Listings of elements and regions
»»
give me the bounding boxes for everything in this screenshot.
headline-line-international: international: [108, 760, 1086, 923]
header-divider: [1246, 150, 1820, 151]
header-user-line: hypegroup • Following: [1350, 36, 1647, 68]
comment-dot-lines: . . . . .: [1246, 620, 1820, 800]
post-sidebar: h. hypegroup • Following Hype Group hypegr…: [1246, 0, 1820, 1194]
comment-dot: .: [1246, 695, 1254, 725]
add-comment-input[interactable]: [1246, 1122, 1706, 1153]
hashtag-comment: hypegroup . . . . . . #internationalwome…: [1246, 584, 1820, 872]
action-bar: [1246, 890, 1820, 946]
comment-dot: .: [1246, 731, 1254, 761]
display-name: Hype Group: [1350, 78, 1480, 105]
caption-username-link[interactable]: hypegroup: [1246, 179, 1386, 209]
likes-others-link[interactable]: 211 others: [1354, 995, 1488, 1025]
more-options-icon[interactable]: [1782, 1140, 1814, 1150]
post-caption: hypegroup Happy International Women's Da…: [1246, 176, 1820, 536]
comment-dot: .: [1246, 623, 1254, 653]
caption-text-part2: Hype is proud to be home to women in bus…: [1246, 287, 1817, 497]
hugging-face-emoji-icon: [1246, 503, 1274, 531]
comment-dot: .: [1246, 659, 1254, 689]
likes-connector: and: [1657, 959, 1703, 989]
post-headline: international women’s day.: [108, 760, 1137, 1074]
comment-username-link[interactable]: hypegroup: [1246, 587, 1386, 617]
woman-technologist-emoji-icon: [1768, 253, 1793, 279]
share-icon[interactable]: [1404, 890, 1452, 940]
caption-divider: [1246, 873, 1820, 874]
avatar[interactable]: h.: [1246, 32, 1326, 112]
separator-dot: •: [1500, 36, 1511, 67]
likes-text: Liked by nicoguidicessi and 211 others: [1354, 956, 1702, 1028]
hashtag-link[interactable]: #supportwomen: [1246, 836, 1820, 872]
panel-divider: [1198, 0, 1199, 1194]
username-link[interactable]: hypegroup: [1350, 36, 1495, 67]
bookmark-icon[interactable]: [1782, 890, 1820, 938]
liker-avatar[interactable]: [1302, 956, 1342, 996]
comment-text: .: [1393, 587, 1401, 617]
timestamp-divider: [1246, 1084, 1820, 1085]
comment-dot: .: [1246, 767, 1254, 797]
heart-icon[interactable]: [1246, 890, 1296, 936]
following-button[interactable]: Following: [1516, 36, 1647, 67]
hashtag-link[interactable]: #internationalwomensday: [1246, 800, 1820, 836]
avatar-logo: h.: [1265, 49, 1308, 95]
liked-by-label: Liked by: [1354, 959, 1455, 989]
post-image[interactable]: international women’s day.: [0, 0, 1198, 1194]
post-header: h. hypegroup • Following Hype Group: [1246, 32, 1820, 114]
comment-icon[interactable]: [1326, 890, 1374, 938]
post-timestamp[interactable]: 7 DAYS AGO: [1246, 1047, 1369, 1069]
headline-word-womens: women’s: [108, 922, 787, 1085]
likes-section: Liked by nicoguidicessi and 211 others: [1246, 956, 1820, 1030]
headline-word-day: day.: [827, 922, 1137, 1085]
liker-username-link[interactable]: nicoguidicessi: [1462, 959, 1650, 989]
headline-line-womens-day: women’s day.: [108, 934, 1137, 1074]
««
WHAT NEEDS TO BE DONE: Return each line of the records above that contains the string "hashtag".

WRITTEN ANSWER:
hashtag-comment: hypegroup . . . . . . #internationalwome…: [1246, 584, 1820, 872]
hashtag-link[interactable]: #supportwomen: [1246, 836, 1820, 872]
hashtag-link[interactable]: #internationalwomensday: [1246, 800, 1820, 836]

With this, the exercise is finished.